WHAT NEEDS TO BE DONE | From the listing below, pull out every line where the string "средств" appears.

Records excerpted from a collection:
<<<<
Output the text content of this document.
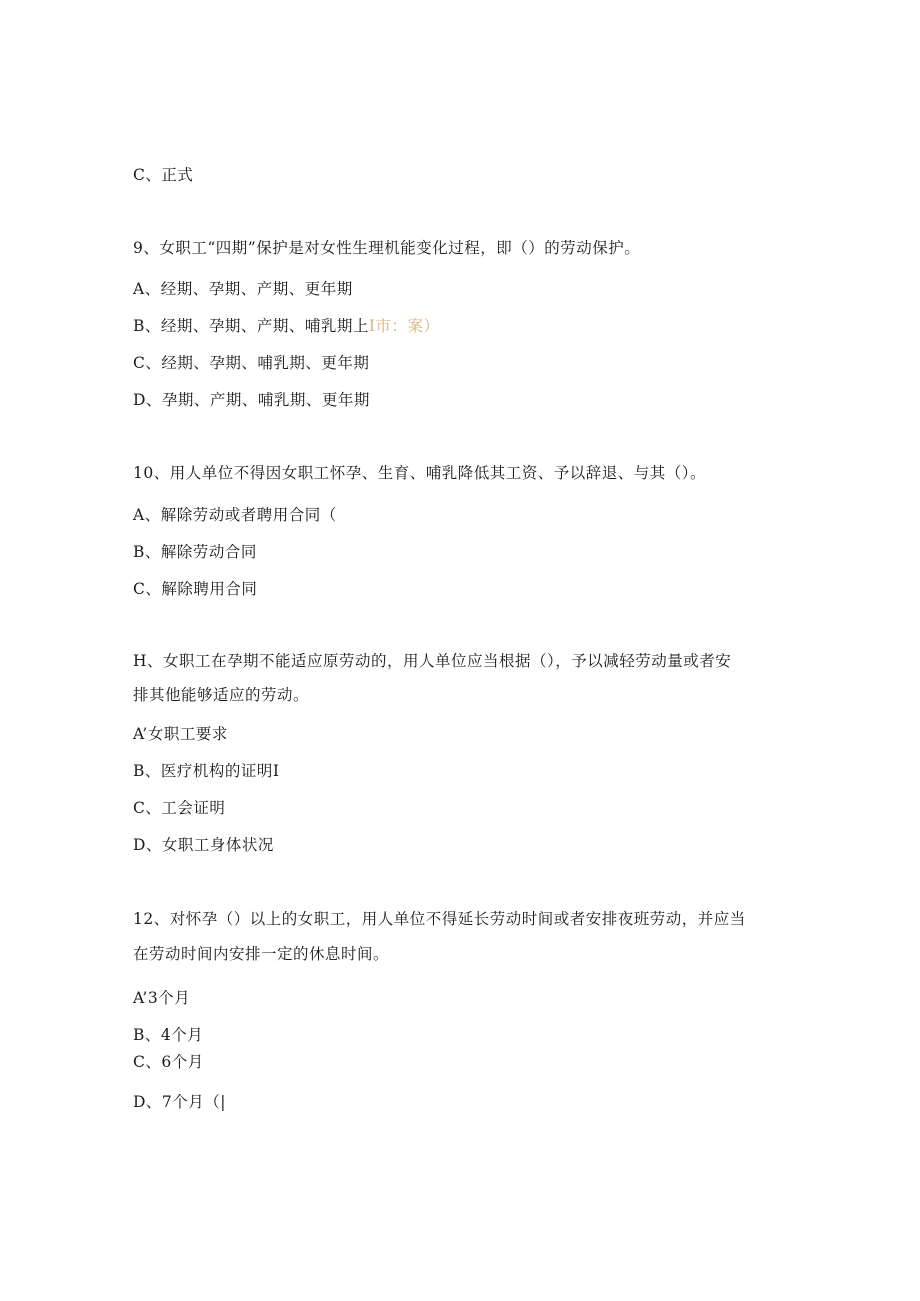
C、正式
9、女职工“四期”保护是对女性生理机能变化过程，即（）的劳动保护。
A、经期、孕期、产期、更年期
B、经期、孕期、产期、哺乳期上I市：案）
C、经期、孕期、哺乳期、更年期
D、孕期、产期、哺乳期、更年期
10、用人单位不得因女职工怀孕、生育、哺乳降低其工资、予以辞退、与其（）。
A、解除劳动或者聘用合同（
B、解除劳动合同
C、解除聘用合同
H、女职工在孕期不能适应原劳动的，用人单位应当根据（），予以减轻劳动量或者安
排其他能够适应的劳动。
A’女职工要求
B、医疗机构的证明I
C、工会证明
D、女职工身体状况
12、对怀孕（）以上的女职工，用人单位不得延长劳动时间或者安排夜班劳动，并应当
在劳动时间内安排一定的休息时间。
A’3个月
B、4个月
C、6个月
D、7个月（|
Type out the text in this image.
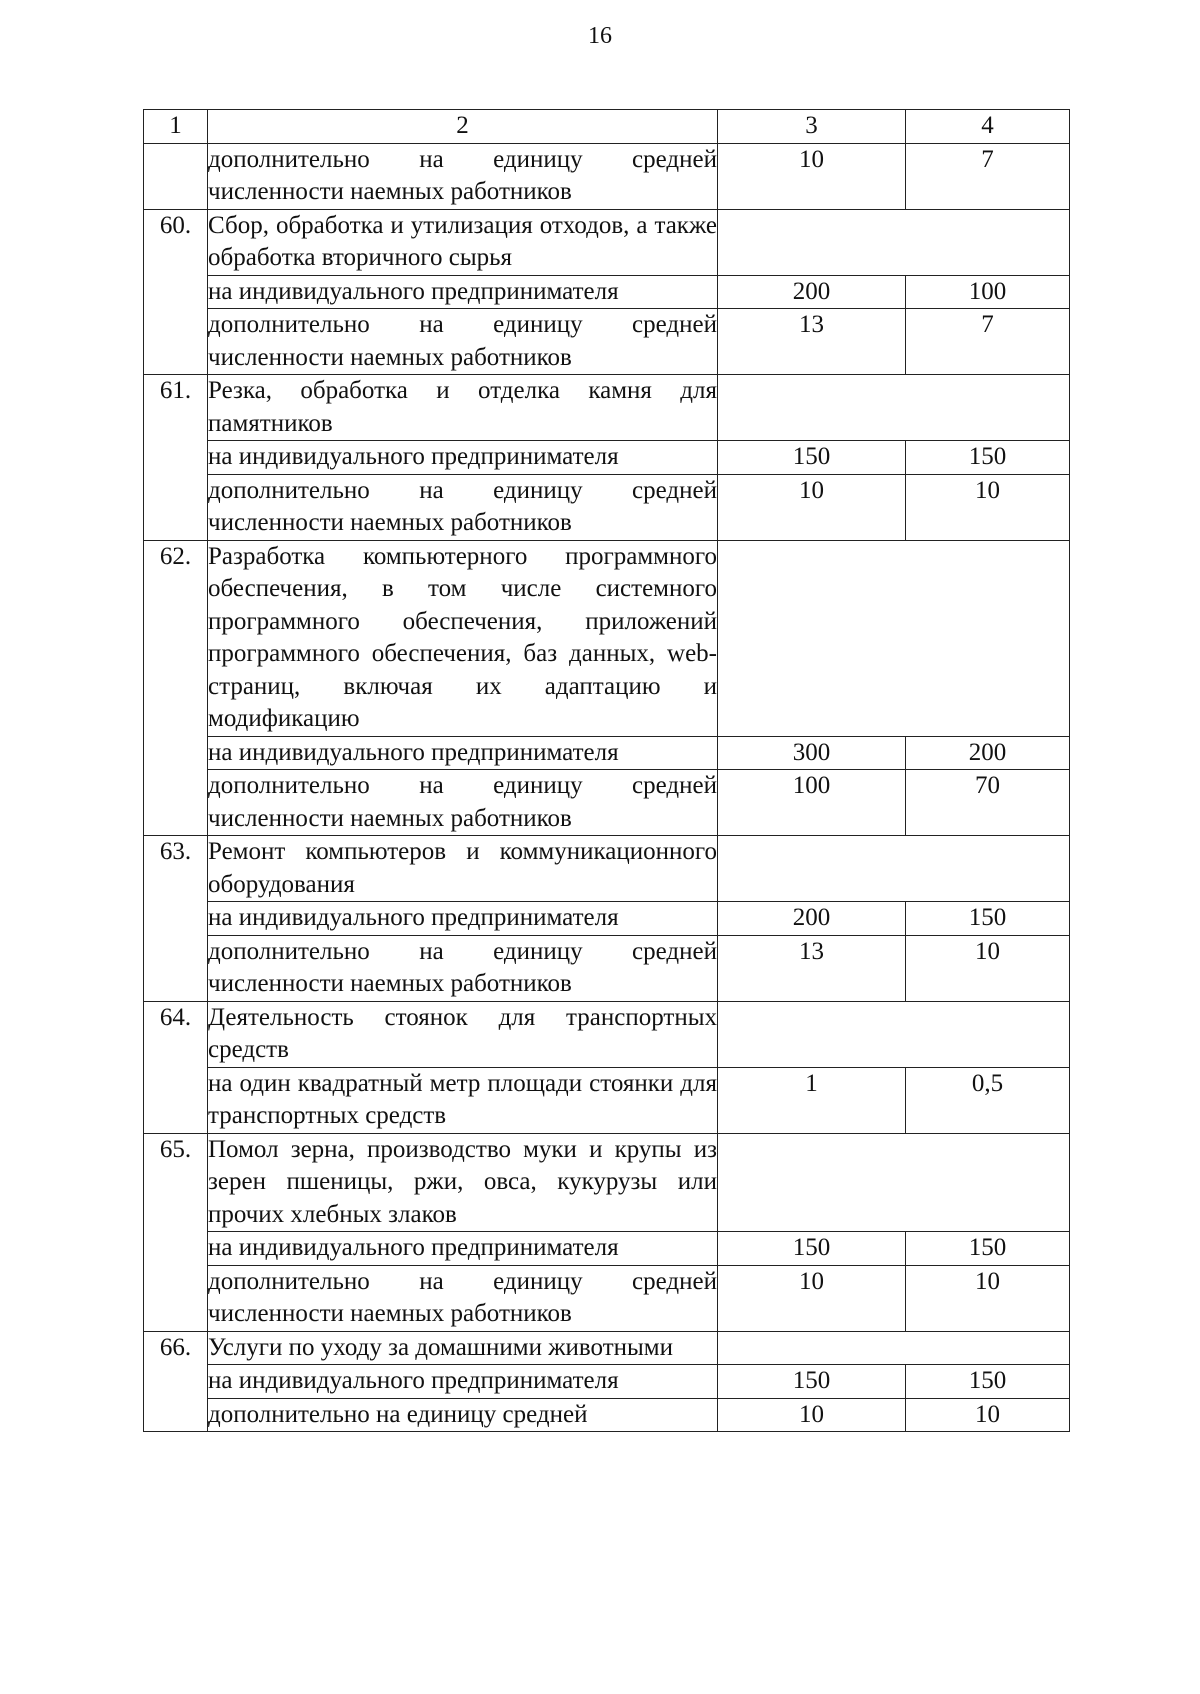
16
1	2	3	4
	дополнительно на единицу средней численности наемных работников	10	7
60.	Сбор, обработка и утилизация отходов, а также обработка вторичного сырья		
	на индивидуального предпринимателя	200	100
	дополнительно на единицу средней численности наемных работников	13	7
61.	Резка, обработка и отделка камня для памятников		
	на индивидуального предпринимателя	150	150
	дополнительно на единицу средней численности наемных работников	10	10
62.	Разработка компьютерного программного обеспечения, в том числе системного программного обеспечения, приложений программного обеспечения, баз данных, web-страниц, включая их адаптацию и модификацию		
	на индивидуального предпринимателя	300	200
	дополнительно на единицу средней численности наемных работников	100	70
63.	Ремонт компьютеров и коммуникационного оборудования		
	на индивидуального предпринимателя	200	150
	дополнительно на единицу средней численности наемных работников	13	10
64.	Деятельность стоянок для транспортных средств		
	на один квадратный метр площади стоянки для транспортных средств	1	0,5
65.	Помол зерна, производство муки и крупы из зерен пшеницы, ржи, овса, кукурузы или прочих хлебных злаков		
	на индивидуального предпринимателя	150	150
	дополнительно на единицу средней численности наемных работников	10	10
66.	Услуги по уходу за домашними животными		
	на индивидуального предпринимателя	150	150
	дополнительно на единицу средней	10	10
>>>>
FULL RESPONSE |
64.	Деятельность стоянок для транспортных средств		
	на один квадратный метр площади стоянки для транспортных средств	1	0,5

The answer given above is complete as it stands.